● TRECHO DO TEXTO:
Tudo isso precisa ser convenientemente entendido e preservado, mas nada disso significa que as universidades devam ficar fora do controle do poder público, tampouco divorciadas da sociedade que as mantém e necessita de seu apoio. O desafio é compatibilizar o respeito à peculiaridade da universidade, sua liberdade e autonomia com as integrações benéficas com a sociedade. O caminho é o diálogo informado, contínuo, ponderado e respeitoso, que não ofereça desde logo um modelo acabado, mas que o formule no trajeto dessa interação e que busque sempre resultados.

Além disso, existem mais de 500 instituições universitárias no Estado, é preciso dar um corpo a esse valioso conjunto para poder estabelecer uma política de ensino superior.

● EXERCÍCIOS PROPOSTOS:
**A.** Segundo o trecho sobre as universidades, quantas instituições universitárias existem no Estado?
**B.** Escreva a continuação do trecho sobre as universidades logo após a última frase apresentada.

● DADOS FORNECIDOS:
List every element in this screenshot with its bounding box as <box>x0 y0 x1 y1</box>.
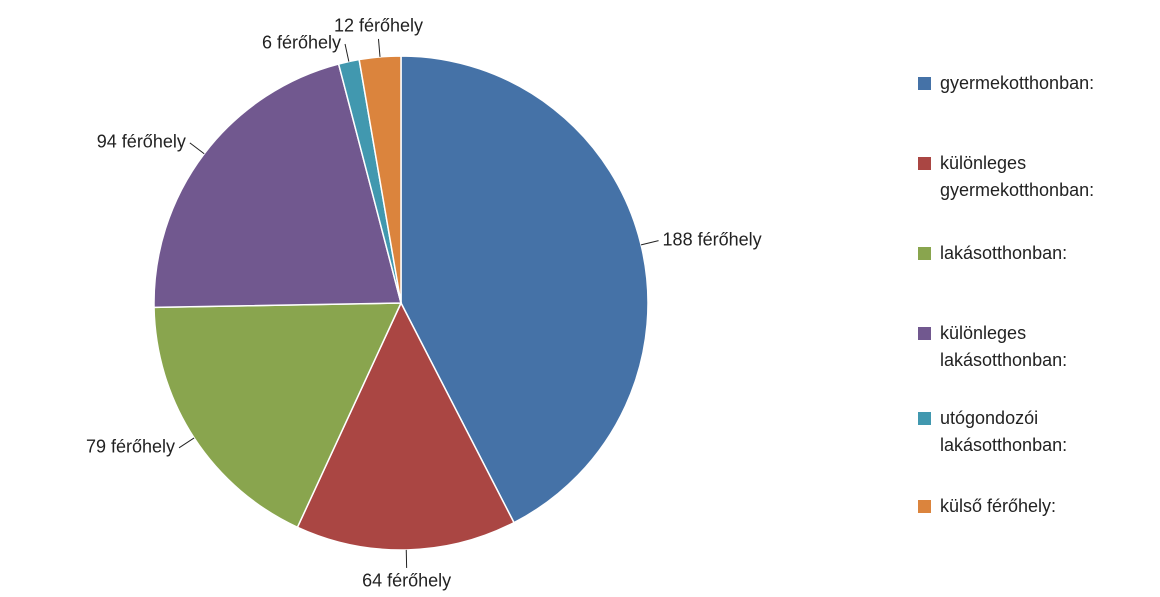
pie-slice <box>153 302 403 529</box>
legend-swatch <box>918 500 931 513</box>
legend-label: utógondozói lakásotthonban: <box>940 408 1068 455</box>
legend-label: különleges gyermekotthonban: <box>940 153 1095 200</box>
legend-swatch <box>918 247 931 260</box>
leader-line <box>344 43 350 62</box>
pie-slice <box>153 63 402 309</box>
data-label: 188 férőhely <box>663 229 762 249</box>
leader-line <box>640 240 659 246</box>
leader-line <box>189 142 205 155</box>
legend-swatch <box>918 77 931 90</box>
leader-line <box>377 38 381 57</box>
leader-line <box>178 437 195 449</box>
data-label: 94 férőhely <box>97 132 186 152</box>
legend-item: utógondozói lakásotthonban: <box>918 405 1150 459</box>
legend-label: külső férőhely: <box>940 496 1057 516</box>
data-label: 64 férőhely <box>362 571 451 591</box>
legend-label: gyermekotthonban: <box>940 73 1095 93</box>
data-label: 12 férőhely <box>334 16 423 36</box>
legend-swatch <box>918 412 931 425</box>
data-label: 79 férőhely <box>86 437 175 457</box>
data-label: 6 férőhely <box>262 33 341 53</box>
pie-area: 188 férőhely 64 férőhely 79 férőhely 94 fér… <box>86 16 762 591</box>
pie-slice <box>400 55 649 524</box>
legend-item: lakásotthonban: <box>918 240 1150 267</box>
legend-item: különleges gyermekotthonban: <box>918 150 1150 204</box>
legend-swatch <box>918 327 931 340</box>
legend-item: külső férőhely: <box>918 493 1150 520</box>
legend-label: különleges lakásotthonban: <box>940 323 1068 370</box>
legend-swatch <box>918 157 931 170</box>
legend-item: különleges lakásotthonban: <box>918 320 1150 374</box>
legend-label: lakásotthonban: <box>940 243 1068 263</box>
legend-item: gyermekotthonban: <box>918 70 1150 97</box>
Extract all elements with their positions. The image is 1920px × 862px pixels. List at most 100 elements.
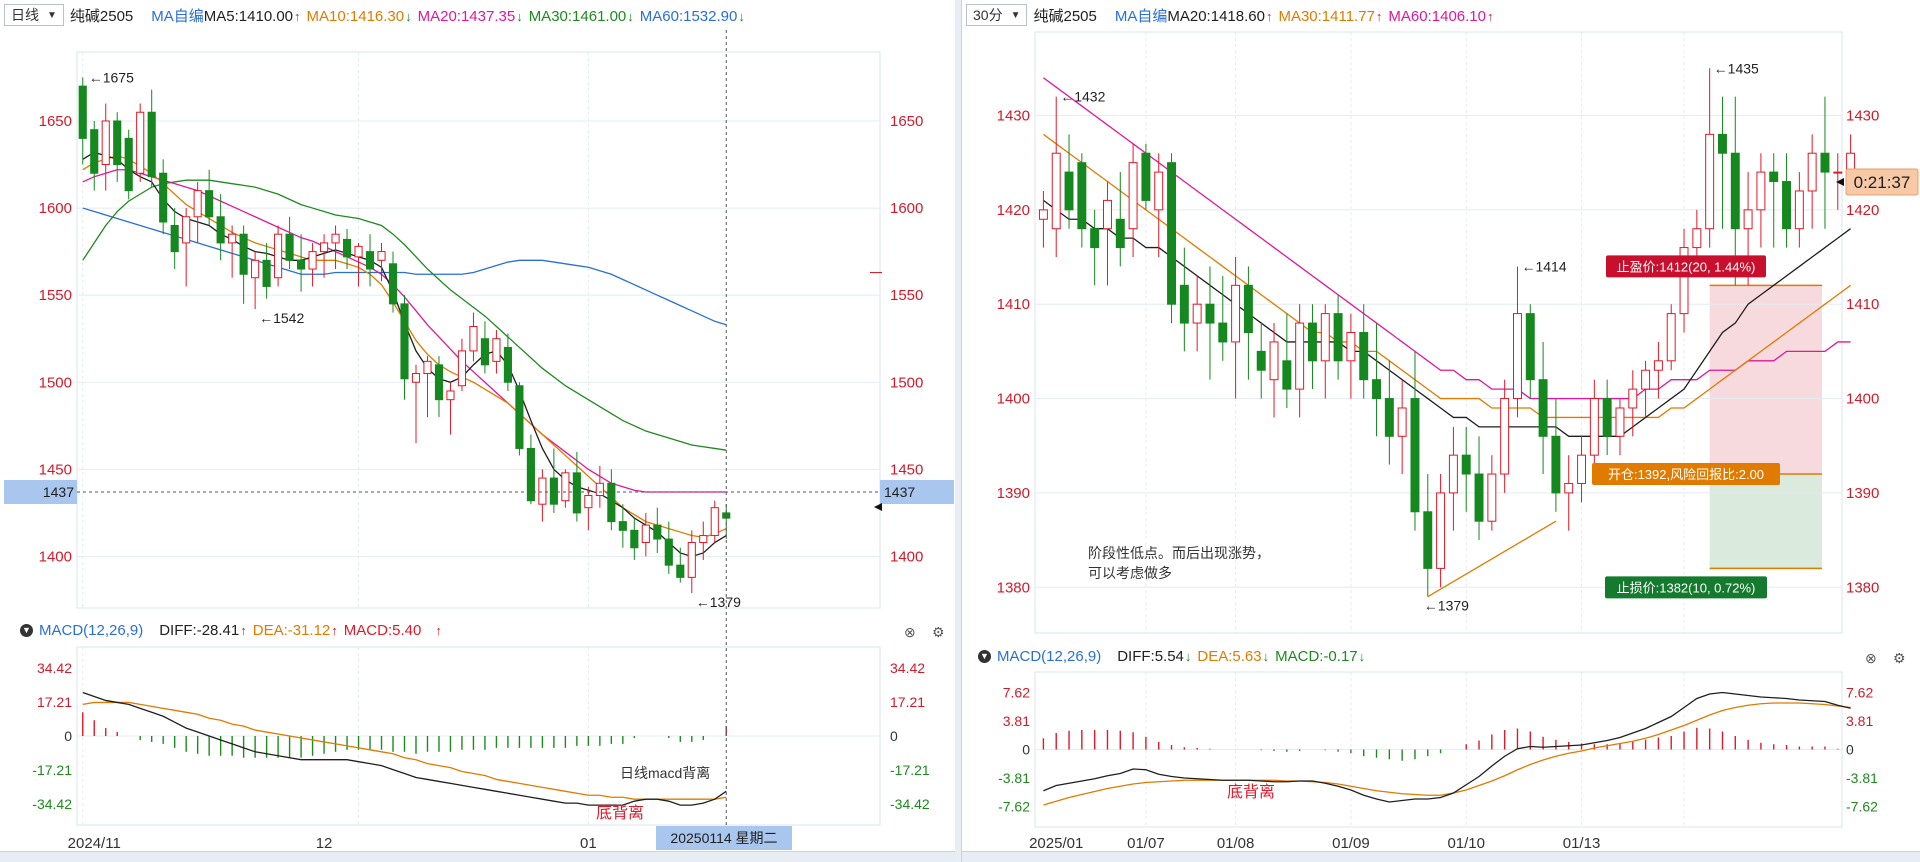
candle-body <box>1577 454 1587 484</box>
candle-body <box>1269 341 1279 381</box>
intraday-candlestick-chart[interactable]: 1380 1380 1390 1390 1400 1400 1410 1410 1420 1420… <box>962 0 1920 862</box>
macd-tick-label-right: 34.42 <box>890 660 925 676</box>
ma-legend-item: MA20:1437.35↓ <box>417 7 523 25</box>
ma-legend-item: MA60:1532.90↓ <box>639 7 745 25</box>
down-arrow-icon: ↓ <box>405 8 412 24</box>
daily-candlestick-chart[interactable]: 1400 1400 1450 1450 1500 1500 1550 1550 1600 1600… <box>0 0 955 862</box>
candle-body <box>607 482 616 523</box>
chevron-down-icon: ▼ <box>47 9 57 21</box>
ma-legend-item: MA60:1406.10↑ <box>1388 7 1494 25</box>
candle-body <box>239 233 248 275</box>
macd-value: MACD:-0.17 <box>1275 648 1358 665</box>
period-select-30m[interactable]: 30分 ▼ <box>966 4 1028 26</box>
candle-body <box>1743 209 1753 230</box>
candle-body <box>377 251 386 261</box>
candle-body <box>136 111 145 174</box>
down-arrow-icon: ↓ <box>516 8 523 24</box>
crosshair-price-label-right: 1437 <box>884 484 915 500</box>
candle-body <box>1589 398 1599 456</box>
up-arrow-icon: ↑ <box>331 623 338 638</box>
candle-body <box>170 224 179 253</box>
candle-body <box>1730 152 1740 230</box>
ma30-line <box>1043 133 1851 419</box>
high-annotation: ←1435 <box>1714 60 1759 76</box>
close-icon[interactable]: ⊗ <box>1865 650 1877 666</box>
daily-chart-panel: 日线 ▼ 纯碱2505 MA自编MA5:1410.00↑ MA10:1416.30↓… <box>0 0 956 862</box>
candle-body <box>1320 313 1330 362</box>
macd-dea: DEA:5.63 <box>1197 648 1262 665</box>
collapse-icon[interactable]: ▼ <box>978 650 991 663</box>
candle-body <box>699 535 708 544</box>
candle-body <box>1231 284 1241 343</box>
macd-tick-label: 7.62 <box>1003 684 1030 700</box>
panel-divider[interactable] <box>955 0 961 862</box>
candle-body <box>423 360 432 375</box>
status-bar <box>962 851 1920 862</box>
down-arrow-icon: ↓ <box>738 8 745 24</box>
candle-body <box>526 447 535 502</box>
candle-body <box>1474 473 1484 522</box>
candle-body <box>1423 511 1433 569</box>
take-profit-badge <box>1606 255 1766 278</box>
candle-body <box>1090 228 1100 249</box>
macd-tick-label-right: 3.81 <box>1846 713 1873 729</box>
gear-icon[interactable]: ⚙ <box>1893 650 1906 666</box>
close-icon[interactable]: ⊗ <box>904 624 916 640</box>
candle-body <box>1448 454 1458 494</box>
gear-icon[interactable]: ⚙ <box>932 624 945 640</box>
dea-line <box>1043 702 1851 806</box>
candle-body <box>124 137 133 192</box>
x-tick-label: 01 <box>580 835 597 852</box>
candle-body <box>113 120 122 166</box>
price-plot-frame <box>1034 31 1843 634</box>
candle-body <box>1154 171 1164 211</box>
candle-body <box>710 507 719 537</box>
status-bar <box>0 851 955 862</box>
ma20-line <box>1043 199 1851 437</box>
stop-loss-zone <box>1709 474 1822 569</box>
divergence-label: 底背离 <box>1227 783 1275 801</box>
candle-body <box>1717 133 1727 154</box>
analysis-note: 可以考虑做多 <box>1088 565 1172 581</box>
take-profit-zone <box>1709 285 1822 475</box>
candle-body <box>618 521 627 531</box>
candle-body <box>1064 171 1074 211</box>
candle-body <box>1551 435 1561 494</box>
candle-body <box>216 216 225 244</box>
candle-body <box>1487 473 1497 522</box>
macd-tick-label: -17.21 <box>32 762 72 778</box>
candle-body <box>469 326 478 352</box>
candle-body <box>1512 313 1522 400</box>
support-trendline <box>1427 520 1557 598</box>
divergence-label: 底背离 <box>596 804 644 822</box>
candle-body <box>664 538 673 566</box>
period-select-daily[interactable]: 日线 ▼ <box>4 4 64 26</box>
candle-body <box>90 129 99 174</box>
macd-tick-label-right: -17.21 <box>890 762 930 778</box>
candle-body <box>1141 152 1151 201</box>
x-tick-label: 01/13 <box>1563 835 1601 852</box>
macd-tick-label-right: -7.62 <box>1846 799 1878 815</box>
period-value: 30分 <box>973 7 1003 23</box>
y-tick-label: 1420 <box>997 202 1030 219</box>
candle-body <box>78 85 87 139</box>
candle-body <box>1615 407 1625 437</box>
candle-body <box>342 238 352 258</box>
candle-body <box>193 190 202 218</box>
macd-diff: DIFF:5.54 <box>1117 648 1184 665</box>
collapse-icon[interactable]: ▼ <box>20 624 33 637</box>
high-annotation: ←1675 <box>89 69 134 85</box>
macd-tick-label: 34.42 <box>37 660 72 676</box>
candle-body <box>630 529 639 549</box>
take-profit-label: 止盈价:1412(20, 1.44%) <box>1617 259 1756 274</box>
x-tick-label: 01/07 <box>1127 835 1165 852</box>
candle-body <box>561 472 570 502</box>
crosshair-date-label: 20250114 星期二 <box>670 830 777 846</box>
stop-loss-label: 止损价:1382(10, 0.72%) <box>1617 580 1756 595</box>
candle-body <box>1705 133 1715 230</box>
candle-body <box>1205 303 1215 324</box>
candle-body <box>1307 322 1317 362</box>
crosshair-price-box <box>4 480 77 504</box>
candle-body <box>1461 454 1471 475</box>
down-arrow-icon: ↓ <box>1184 649 1192 664</box>
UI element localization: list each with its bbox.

● TAREFAS RESOLVIDAS:
**A.** Mais de 500.

**B.**
Em resumo, a Secretaria de Ensino Superior, além de se preocupar com a manutenção e o aprimoramento da qualidade das nossas três universidades públicas estaduais, com o aumento de vagas sem perda de qualidade, objetiva formar um Sistema de Ensino Superior do Estado que olhe para fora dele, pelo menos em três direções: ensino básico e seu aprimoramento, desenvolvimento científico e tecnológico e empregabilidade dos profissionais formados. Tudo isso sem perder de vista que sua principal função é a formação de recursos humanos.